◆ What is required: Collect all lines from the records below that include the word "title".
Start of Data for processing
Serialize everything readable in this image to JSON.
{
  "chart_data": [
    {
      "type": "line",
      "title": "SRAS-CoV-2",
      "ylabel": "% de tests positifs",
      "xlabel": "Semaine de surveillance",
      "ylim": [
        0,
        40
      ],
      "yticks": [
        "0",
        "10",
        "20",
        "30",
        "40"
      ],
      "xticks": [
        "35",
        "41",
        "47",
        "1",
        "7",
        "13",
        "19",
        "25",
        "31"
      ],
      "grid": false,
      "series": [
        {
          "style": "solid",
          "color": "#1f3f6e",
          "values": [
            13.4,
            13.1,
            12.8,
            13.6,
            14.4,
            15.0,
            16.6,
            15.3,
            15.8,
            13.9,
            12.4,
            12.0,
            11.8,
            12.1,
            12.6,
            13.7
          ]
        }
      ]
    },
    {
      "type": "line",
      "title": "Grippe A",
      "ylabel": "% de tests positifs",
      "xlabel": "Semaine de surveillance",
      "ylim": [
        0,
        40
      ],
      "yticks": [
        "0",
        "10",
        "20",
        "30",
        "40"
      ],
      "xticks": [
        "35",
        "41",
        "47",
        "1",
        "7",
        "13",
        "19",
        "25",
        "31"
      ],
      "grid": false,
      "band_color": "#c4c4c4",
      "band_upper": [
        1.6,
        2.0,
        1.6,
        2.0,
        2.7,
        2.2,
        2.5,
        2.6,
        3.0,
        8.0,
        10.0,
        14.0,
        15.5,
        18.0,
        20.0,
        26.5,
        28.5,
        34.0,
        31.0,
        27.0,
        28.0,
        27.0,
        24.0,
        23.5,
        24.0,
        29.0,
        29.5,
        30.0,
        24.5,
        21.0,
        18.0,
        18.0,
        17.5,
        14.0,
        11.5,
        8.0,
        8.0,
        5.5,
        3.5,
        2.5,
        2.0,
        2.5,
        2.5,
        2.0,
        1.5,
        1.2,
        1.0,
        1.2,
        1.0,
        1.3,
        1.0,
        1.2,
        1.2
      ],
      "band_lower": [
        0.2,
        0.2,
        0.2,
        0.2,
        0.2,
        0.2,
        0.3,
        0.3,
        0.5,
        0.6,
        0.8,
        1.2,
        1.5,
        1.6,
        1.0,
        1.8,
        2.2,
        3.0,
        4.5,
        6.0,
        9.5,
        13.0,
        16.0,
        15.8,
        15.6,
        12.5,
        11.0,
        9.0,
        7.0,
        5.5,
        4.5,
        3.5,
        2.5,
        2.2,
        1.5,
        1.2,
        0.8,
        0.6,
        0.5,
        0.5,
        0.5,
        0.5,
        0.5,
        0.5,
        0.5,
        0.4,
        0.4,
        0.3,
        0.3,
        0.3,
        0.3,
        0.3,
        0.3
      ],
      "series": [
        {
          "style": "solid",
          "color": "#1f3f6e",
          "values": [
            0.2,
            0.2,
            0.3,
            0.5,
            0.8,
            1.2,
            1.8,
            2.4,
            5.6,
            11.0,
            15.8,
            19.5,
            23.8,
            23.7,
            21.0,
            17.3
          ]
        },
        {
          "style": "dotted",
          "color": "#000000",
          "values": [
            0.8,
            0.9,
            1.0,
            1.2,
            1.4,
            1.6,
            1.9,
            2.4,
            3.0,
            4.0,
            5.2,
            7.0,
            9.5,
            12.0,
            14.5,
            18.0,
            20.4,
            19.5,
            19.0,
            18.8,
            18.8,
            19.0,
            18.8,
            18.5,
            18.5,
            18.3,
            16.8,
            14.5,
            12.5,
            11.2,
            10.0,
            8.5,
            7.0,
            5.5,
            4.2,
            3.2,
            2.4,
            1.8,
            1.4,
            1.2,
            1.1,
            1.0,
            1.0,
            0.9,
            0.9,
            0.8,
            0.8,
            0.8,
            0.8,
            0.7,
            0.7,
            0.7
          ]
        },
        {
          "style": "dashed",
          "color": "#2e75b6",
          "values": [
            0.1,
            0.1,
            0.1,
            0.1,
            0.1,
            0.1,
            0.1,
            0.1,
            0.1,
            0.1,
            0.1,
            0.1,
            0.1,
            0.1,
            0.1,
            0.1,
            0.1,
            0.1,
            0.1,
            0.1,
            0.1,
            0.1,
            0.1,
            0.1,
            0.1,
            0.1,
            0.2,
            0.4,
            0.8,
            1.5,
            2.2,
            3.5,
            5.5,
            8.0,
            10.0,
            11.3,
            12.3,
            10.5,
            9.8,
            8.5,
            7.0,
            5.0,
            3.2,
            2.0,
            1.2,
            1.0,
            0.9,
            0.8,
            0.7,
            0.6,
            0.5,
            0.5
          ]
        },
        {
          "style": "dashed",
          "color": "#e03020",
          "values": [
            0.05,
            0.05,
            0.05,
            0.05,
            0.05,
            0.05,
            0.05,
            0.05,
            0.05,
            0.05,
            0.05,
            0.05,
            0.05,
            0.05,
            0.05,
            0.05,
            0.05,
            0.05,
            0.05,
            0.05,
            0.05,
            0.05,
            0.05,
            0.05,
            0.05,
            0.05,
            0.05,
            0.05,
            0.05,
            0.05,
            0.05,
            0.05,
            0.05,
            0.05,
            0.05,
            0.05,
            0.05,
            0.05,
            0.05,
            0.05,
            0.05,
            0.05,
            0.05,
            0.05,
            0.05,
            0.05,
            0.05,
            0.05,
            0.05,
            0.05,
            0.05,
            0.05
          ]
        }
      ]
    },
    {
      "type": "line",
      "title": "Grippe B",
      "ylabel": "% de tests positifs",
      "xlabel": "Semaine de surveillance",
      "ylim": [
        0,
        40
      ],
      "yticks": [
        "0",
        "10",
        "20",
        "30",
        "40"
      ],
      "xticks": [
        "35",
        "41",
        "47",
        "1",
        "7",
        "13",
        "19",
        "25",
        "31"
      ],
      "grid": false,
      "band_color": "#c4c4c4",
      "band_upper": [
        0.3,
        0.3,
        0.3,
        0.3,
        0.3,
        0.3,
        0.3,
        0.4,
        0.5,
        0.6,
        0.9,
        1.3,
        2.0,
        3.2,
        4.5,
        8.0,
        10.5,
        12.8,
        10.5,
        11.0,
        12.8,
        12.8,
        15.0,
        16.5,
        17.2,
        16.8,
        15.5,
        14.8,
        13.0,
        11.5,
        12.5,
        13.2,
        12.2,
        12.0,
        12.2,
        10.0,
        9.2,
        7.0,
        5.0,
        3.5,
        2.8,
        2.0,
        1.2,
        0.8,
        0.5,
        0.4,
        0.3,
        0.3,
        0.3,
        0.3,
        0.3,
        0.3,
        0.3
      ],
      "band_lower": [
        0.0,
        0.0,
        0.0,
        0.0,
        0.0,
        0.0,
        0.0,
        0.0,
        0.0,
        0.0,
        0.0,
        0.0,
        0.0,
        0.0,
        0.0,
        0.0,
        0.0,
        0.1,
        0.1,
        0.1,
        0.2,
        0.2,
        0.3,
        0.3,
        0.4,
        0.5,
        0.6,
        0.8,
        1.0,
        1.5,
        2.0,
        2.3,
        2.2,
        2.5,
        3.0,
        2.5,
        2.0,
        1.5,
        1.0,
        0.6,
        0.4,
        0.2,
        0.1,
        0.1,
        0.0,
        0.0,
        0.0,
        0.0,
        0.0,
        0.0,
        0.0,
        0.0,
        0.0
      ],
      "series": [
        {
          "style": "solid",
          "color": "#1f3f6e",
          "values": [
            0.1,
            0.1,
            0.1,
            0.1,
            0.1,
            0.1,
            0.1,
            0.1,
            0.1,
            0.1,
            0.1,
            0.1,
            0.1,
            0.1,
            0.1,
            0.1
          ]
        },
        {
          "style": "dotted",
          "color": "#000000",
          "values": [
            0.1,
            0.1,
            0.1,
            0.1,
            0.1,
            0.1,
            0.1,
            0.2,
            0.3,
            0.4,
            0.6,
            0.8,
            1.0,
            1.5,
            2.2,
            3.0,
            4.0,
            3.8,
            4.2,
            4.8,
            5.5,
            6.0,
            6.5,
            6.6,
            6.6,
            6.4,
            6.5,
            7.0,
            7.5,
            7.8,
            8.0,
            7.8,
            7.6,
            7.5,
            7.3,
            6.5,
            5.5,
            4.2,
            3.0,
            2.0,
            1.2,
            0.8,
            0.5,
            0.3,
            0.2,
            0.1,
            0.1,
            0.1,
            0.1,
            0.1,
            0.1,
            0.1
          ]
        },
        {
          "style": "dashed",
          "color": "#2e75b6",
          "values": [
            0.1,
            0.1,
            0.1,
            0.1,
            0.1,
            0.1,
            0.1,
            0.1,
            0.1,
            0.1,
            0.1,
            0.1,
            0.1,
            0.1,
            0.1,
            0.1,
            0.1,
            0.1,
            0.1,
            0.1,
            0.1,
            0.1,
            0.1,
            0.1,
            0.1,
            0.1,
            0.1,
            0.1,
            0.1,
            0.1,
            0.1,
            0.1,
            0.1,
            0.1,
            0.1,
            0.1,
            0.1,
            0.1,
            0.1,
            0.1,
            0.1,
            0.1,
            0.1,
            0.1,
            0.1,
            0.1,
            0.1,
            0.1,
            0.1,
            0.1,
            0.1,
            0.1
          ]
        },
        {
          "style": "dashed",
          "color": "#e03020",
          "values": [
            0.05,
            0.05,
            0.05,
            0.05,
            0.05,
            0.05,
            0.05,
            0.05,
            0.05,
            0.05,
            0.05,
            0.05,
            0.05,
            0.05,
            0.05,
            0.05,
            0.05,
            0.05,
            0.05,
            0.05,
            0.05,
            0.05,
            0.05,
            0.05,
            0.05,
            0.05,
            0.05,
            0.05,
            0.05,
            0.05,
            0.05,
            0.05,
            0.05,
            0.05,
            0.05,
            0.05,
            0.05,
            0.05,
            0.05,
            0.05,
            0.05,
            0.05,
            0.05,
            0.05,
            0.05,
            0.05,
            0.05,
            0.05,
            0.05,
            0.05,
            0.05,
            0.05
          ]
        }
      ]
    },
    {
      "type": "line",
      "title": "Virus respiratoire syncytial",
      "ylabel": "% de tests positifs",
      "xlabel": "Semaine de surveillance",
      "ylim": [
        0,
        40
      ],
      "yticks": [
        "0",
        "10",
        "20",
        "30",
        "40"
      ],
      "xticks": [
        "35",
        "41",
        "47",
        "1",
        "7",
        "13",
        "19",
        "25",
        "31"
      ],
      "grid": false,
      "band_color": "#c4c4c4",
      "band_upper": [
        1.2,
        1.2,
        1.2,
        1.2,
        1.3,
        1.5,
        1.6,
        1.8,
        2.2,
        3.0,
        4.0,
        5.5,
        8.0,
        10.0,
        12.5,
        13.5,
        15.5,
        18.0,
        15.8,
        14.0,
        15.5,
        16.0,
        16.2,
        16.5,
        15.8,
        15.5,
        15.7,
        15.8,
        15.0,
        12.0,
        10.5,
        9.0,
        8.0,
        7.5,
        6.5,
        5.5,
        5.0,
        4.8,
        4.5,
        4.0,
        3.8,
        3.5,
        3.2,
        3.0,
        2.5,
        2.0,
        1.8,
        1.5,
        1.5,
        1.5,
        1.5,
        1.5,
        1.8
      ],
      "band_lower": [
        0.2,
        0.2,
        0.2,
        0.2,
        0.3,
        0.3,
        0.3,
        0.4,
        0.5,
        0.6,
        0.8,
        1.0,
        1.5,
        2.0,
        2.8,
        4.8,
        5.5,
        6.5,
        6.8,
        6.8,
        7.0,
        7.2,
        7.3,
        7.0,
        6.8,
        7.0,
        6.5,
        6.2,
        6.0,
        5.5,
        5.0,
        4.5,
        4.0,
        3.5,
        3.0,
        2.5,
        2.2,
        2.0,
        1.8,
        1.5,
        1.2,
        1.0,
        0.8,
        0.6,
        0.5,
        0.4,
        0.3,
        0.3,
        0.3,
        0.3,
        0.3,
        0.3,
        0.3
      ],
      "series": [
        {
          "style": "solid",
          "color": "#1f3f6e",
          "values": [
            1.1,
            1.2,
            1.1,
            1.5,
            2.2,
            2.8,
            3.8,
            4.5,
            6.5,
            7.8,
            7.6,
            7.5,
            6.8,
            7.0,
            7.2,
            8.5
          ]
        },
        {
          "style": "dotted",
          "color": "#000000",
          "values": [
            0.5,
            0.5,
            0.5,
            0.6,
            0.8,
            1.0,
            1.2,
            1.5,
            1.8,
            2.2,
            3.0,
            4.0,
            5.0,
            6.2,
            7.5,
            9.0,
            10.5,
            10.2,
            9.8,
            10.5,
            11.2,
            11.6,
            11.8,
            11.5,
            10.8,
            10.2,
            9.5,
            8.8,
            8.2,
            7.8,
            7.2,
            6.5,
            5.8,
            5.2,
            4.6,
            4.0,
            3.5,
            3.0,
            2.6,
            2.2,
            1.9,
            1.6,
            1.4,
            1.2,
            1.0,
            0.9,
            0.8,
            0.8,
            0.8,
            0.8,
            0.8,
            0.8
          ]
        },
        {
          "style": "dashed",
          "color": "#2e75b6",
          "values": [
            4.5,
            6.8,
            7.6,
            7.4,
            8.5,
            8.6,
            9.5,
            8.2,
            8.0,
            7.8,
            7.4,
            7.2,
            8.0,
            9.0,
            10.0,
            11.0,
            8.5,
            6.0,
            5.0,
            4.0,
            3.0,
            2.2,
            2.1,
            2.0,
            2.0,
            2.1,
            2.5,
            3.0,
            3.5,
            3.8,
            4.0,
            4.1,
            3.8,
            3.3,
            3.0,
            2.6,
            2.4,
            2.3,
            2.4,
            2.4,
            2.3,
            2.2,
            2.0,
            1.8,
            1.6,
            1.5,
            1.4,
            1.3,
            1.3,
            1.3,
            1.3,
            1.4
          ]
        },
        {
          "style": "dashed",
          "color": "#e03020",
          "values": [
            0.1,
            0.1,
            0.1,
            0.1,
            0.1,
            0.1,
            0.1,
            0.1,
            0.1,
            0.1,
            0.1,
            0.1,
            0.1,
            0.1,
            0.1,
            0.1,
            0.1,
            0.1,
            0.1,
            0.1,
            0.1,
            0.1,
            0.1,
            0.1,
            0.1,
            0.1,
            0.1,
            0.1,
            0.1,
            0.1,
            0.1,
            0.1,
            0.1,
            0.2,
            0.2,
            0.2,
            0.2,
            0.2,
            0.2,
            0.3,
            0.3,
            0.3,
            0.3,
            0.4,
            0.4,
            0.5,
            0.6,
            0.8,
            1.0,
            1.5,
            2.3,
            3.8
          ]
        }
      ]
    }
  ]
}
End of Data for processing
◆ Solution:
      "title": "SRAS-CoV-2",
      "title": "Grippe A",
      "title": "Grippe B",
      "title": "Virus respiratoire syncytial",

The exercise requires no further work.